TASK INSTRUCTIONS -> Pick out each line in these entries that contains the string "channel".

DATASET ->

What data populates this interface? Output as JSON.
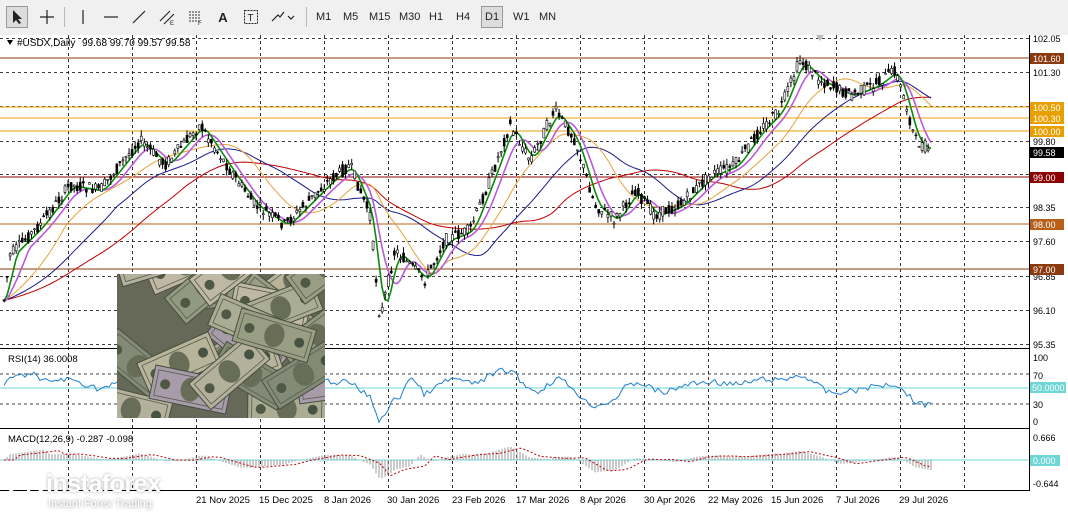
{
  "toolbar": {
    "tools": [
      {
        "name": "cursor-tool",
        "icon": "cursor-icon"
      },
      {
        "name": "crosshair-tool",
        "icon": "crosshair-icon"
      },
      {
        "name": "vertical-line-tool",
        "icon": "vertical-line-icon"
      },
      {
        "name": "horizontal-line-tool",
        "icon": "horizontal-line-icon"
      },
      {
        "name": "trendline-tool",
        "icon": "trendline-icon"
      },
      {
        "name": "equidistant-channel-tool",
        "icon": "channel-icon"
      },
      {
        "name": "fibonacci-tool",
        "icon": "fibonacci-icon"
      },
      {
        "name": "text-tool",
        "icon": "text-icon",
        "label": "A"
      },
      {
        "name": "text-label-tool",
        "icon": "text-label-icon"
      },
      {
        "name": "arrows-tool",
        "icon": "arrows-icon"
      }
    ],
    "timeframes": [
      "M1",
      "M5",
      "M15",
      "M30",
      "H1",
      "H4",
      "D1",
      "W1",
      "MN"
    ],
    "active_timeframe": "D1"
  },
  "chart_header": {
    "symbol": "#USDX,Daily",
    "ohlc": "99.68 99.70 99.57 99.58"
  },
  "price_axis": {
    "ticks": [
      "102.05",
      "101.30",
      "100.50",
      "100.30",
      "99.80",
      "99.00",
      "98.35",
      "97.60",
      "96.85",
      "96.10",
      "95.35"
    ],
    "current_price": "99.58",
    "highlighted_levels": [
      {
        "label": "101.60",
        "color": "#8B3A0E"
      },
      {
        "label": "100.50",
        "color": "#E8A000"
      },
      {
        "label": "100.30",
        "color": "#E8A000"
      },
      {
        "label": "100.00",
        "color": "#E8A000"
      },
      {
        "label": "99.00",
        "color": "#8B0000"
      },
      {
        "label": "98.00",
        "color": "#B8601A"
      },
      {
        "label": "97.00",
        "color": "#8B3A0E"
      }
    ]
  },
  "rsi_panel": {
    "label": "RSI(14) 36.0008",
    "axis_ticks": [
      "100",
      "70",
      "50",
      "30",
      "0"
    ],
    "current_level_label": "50.0000"
  },
  "macd_panel": {
    "label": "MACD(12,26,9) -0.287 -0.098",
    "axis_ticks": [
      "0.666",
      "-0.644"
    ],
    "zero_label": "0.000"
  },
  "time_axis": {
    "labels": [
      "21 Nov 2025",
      "15 Dec 2025",
      "8 Jan 2026",
      "30 Jan 2026",
      "23 Feb 2026",
      "17 Mar 2026",
      "8 Apr 2026",
      "30 Apr 2026",
      "22 May 2026",
      "15 Jun 2026",
      "7 Jul 2026",
      "29 Jul 2026"
    ]
  },
  "watermark": {
    "brand": "instaforex",
    "tagline": "Instant Forex Trading"
  },
  "colors": {
    "bull_candle": "#000000",
    "ma_fast": "#0a8a0a",
    "ma_medium": "#b95bd8",
    "ma_slow_orange": "#e6a23c",
    "ma_long_navy": "#1a1a8c",
    "ma_long_red": "#c00000",
    "rsi_line": "#1e7fd0",
    "macd_signal": "#c00000",
    "macd_hist": "#9a9a9a"
  }
}
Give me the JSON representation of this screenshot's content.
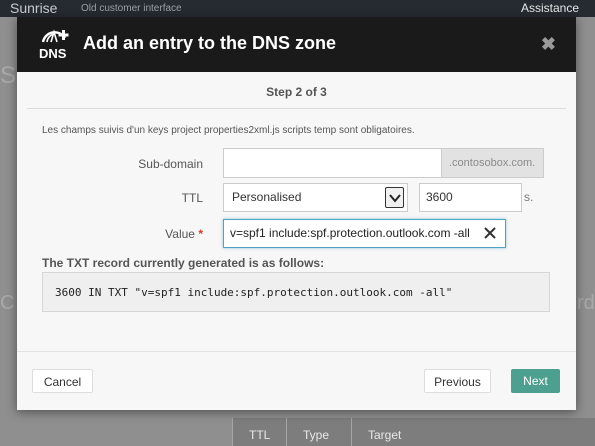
{
  "background": {
    "brand": "Sunrise",
    "old_interface": "Old customer interface",
    "assistance": "Assistance",
    "table_headers": [
      "TTL",
      "Type",
      "Target"
    ]
  },
  "modal": {
    "title": "Add an entry to the DNS zone",
    "logo_text": "DNS",
    "close_glyph": "✖",
    "step": "Step 2 of 3",
    "required_note": "Les champs suivis d'un keys project properties2xml.js scripts temp sont obligatoires.",
    "fields": {
      "subdomain": {
        "label": "Sub-domain",
        "value": "",
        "suffix": ".contosobox.com."
      },
      "ttl": {
        "label": "TTL",
        "selected": "Personalised",
        "value": "3600",
        "unit": "s."
      },
      "value": {
        "label": "Value",
        "required_mark": "*",
        "value": "v=spf1 include:spf.protection.outlook.com -all"
      }
    },
    "txt_record": {
      "heading": "The TXT record currently generated is as follows:",
      "content": "3600 IN TXT \"v=spf1 include:spf.protection.outlook.com -all\""
    },
    "buttons": {
      "cancel": "Cancel",
      "previous": "Previous",
      "next": "Next"
    }
  },
  "colors": {
    "header_bg": "#1a1a1a",
    "next_button": "#4d9f8f",
    "required_star": "#d9372c",
    "focus_border": "#4fa3c7"
  }
}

ANSWER TO THE PROBLEM ->
        "name": "equidistant-channel-tool",
        "icon": "channel-icon"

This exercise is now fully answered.